_EXERCISE GOAL_: Each line that follows should be printed again exactly as it stands.

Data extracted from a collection
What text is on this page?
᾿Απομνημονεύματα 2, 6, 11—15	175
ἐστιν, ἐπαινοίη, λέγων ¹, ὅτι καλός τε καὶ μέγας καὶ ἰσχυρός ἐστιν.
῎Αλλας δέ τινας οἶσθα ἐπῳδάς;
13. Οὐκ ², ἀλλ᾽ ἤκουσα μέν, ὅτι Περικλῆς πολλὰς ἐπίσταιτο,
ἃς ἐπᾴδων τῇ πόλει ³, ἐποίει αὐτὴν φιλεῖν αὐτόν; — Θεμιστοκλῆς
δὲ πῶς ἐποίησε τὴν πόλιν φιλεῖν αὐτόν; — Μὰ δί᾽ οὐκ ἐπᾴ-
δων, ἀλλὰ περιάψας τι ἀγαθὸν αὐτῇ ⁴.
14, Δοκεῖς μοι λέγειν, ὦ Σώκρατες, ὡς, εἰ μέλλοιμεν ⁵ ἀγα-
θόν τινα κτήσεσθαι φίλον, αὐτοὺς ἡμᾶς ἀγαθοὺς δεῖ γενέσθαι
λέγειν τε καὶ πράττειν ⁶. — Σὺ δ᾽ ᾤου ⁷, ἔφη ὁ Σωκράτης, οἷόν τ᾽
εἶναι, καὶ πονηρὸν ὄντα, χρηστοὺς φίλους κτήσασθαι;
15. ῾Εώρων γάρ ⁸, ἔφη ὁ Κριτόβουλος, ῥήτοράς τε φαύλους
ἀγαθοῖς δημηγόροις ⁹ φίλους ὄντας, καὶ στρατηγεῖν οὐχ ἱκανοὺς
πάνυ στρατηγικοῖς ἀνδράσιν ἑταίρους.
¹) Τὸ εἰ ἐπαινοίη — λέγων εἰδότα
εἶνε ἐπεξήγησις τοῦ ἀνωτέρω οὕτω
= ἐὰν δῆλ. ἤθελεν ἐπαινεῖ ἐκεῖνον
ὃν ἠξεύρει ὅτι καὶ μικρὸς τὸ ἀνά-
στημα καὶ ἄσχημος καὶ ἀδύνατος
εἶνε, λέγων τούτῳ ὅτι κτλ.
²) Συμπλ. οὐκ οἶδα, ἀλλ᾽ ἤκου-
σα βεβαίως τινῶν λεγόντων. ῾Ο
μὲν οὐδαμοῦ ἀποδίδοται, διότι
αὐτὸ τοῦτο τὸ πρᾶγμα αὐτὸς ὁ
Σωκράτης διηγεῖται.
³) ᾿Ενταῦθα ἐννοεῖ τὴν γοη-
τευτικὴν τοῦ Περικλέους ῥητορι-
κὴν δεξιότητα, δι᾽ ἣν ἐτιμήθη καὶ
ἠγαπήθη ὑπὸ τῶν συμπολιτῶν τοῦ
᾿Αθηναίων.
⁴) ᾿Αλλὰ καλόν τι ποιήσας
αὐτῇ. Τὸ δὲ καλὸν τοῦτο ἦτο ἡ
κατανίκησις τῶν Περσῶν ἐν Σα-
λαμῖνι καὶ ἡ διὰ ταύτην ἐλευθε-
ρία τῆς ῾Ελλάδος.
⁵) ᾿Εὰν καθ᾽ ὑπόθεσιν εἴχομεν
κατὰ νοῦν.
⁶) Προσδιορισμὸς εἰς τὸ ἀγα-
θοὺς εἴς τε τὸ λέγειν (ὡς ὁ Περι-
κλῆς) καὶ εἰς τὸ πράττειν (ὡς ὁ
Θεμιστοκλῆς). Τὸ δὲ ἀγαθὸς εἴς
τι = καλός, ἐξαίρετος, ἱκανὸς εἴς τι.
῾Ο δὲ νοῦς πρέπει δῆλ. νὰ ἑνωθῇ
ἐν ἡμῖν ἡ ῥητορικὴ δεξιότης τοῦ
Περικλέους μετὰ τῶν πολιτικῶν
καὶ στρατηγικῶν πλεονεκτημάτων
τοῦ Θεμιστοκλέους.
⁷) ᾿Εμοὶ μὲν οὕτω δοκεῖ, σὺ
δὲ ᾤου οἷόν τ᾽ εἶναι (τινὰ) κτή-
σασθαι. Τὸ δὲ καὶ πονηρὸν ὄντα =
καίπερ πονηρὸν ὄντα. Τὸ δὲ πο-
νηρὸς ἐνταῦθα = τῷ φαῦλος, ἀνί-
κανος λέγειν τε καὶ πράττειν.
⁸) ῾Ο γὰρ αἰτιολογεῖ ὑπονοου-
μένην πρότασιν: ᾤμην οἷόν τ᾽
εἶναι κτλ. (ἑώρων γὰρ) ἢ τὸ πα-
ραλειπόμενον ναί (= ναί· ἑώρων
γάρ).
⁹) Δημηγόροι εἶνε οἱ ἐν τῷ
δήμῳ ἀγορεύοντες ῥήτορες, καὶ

_ANSWER IN FULL_:
What text is on this page?
᾿Απομνημονεύματα 2, 6, 11—15	175
ἐστιν, ἐπαινοίη, λέγων ¹, ὅτι καλός τε καὶ μέγας καὶ ἰσχυρός ἐστιν.
῎Αλλας δέ τινας οἶσθα ἐπῳδάς;
13. Οὐκ ², ἀλλ᾽ ἤκουσα μέν, ὅτι Περικλῆς πολλὰς ἐπίσταιτο,
ἃς ἐπᾴδων τῇ πόλει ³, ἐποίει αὐτὴν φιλεῖν αὐτόν; — Θεμιστοκλῆς
δὲ πῶς ἐποίησε τὴν πόλιν φιλεῖν αὐτόν; — Μὰ δί᾽ οὐκ ἐπᾴ-
δων, ἀλλὰ περιάψας τι ἀγαθὸν αὐτῇ ⁴.
14, Δοκεῖς μοι λέγειν, ὦ Σώκρατες, ὡς, εἰ μέλλοιμεν ⁵ ἀγα-
θόν τινα κτήσεσθαι φίλον, αὐτοὺς ἡμᾶς ἀγαθοὺς δεῖ γενέσθαι
λέγειν τε καὶ πράττειν ⁶. — Σὺ δ᾽ ᾤου ⁷, ἔφη ὁ Σωκράτης, οἷόν τ᾽
εἶναι, καὶ πονηρὸν ὄντα, χρηστοὺς φίλους κτήσασθαι;
15. ῾Εώρων γάρ ⁸, ἔφη ὁ Κριτόβουλος, ῥήτοράς τε φαύλους
ἀγαθοῖς δημηγόροις ⁹ φίλους ὄντας, καὶ στρατηγεῖν οὐχ ἱκανοὺς
πάνυ στρατηγικοῖς ἀνδράσιν ἑταίρους.
¹) Τὸ εἰ ἐπαινοίη — λέγων εἰδότα
εἶνε ἐπεξήγησις τοῦ ἀνωτέρω οὕτω
= ἐὰν δῆλ. ἤθελεν ἐπαινεῖ ἐκεῖνον
ὃν ἠξεύρει ὅτι καὶ μικρὸς τὸ ἀνά-
στημα καὶ ἄσχημος καὶ ἀδύνατος
εἶνε, λέγων τούτῳ ὅτι κτλ.
²) Συμπλ. οὐκ οἶδα, ἀλλ᾽ ἤκου-
σα βεβαίως τινῶν λεγόντων. ῾Ο
μὲν οὐδαμοῦ ἀποδίδοται, διότι
αὐτὸ τοῦτο τὸ πρᾶγμα αὐτὸς ὁ
Σωκράτης διηγεῖται.
³) ᾿Ενταῦθα ἐννοεῖ τὴν γοη-
τευτικὴν τοῦ Περικλέους ῥητορι-
κὴν δεξιότητα, δι᾽ ἣν ἐτιμήθη καὶ
ἠγαπήθη ὑπὸ τῶν συμπολιτῶν τοῦ
᾿Αθηναίων.
⁴) ᾿Αλλὰ καλόν τι ποιήσας
αὐτῇ. Τὸ δὲ καλὸν τοῦτο ἦτο ἡ
κατανίκησις τῶν Περσῶν ἐν Σα-
λαμῖνι καὶ ἡ διὰ ταύτην ἐλευθε-
ρία τῆς ῾Ελλάδος.
⁵) ᾿Εὰν καθ᾽ ὑπόθεσιν εἴχομεν
κατὰ νοῦν.
⁶) Προσδιορισμὸς εἰς τὸ ἀγα-
θοὺς εἴς τε τὸ λέγειν (ὡς ὁ Περι-
κλῆς) καὶ εἰς τὸ πράττειν (ὡς ὁ
Θεμιστοκλῆς). Τὸ δὲ ἀγαθὸς εἴς
τι = καλός, ἐξαίρετος, ἱκανὸς εἴς τι.
῾Ο δὲ νοῦς πρέπει δῆλ. νὰ ἑνωθῇ
ἐν ἡμῖν ἡ ῥητορικὴ δεξιότης τοῦ
Περικλέους μετὰ τῶν πολιτικῶν
καὶ στρατηγικῶν πλεονεκτημάτων
τοῦ Θεμιστοκλέους.
⁷) ᾿Εμοὶ μὲν οὕτω δοκεῖ, σὺ
δὲ ᾤου οἷόν τ᾽ εἶναι (τινὰ) κτή-
σασθαι. Τὸ δὲ καὶ πονηρὸν ὄντα =
καίπερ πονηρὸν ὄντα. Τὸ δὲ πο-
νηρὸς ἐνταῦθα = τῷ φαῦλος, ἀνί-
κανος λέγειν τε καὶ πράττειν.
⁸) ῾Ο γὰρ αἰτιολογεῖ ὑπονοου-
μένην πρότασιν: ᾤμην οἷόν τ᾽
εἶναι κτλ. (ἑώρων γὰρ) ἢ τὸ πα-
ραλειπόμενον ναί (= ναί· ἑώρων
γάρ).
⁹) Δημηγόροι εἶνε οἱ ἐν τῷ
δήμῳ ἀγορεύοντες ῥήτορες, καὶ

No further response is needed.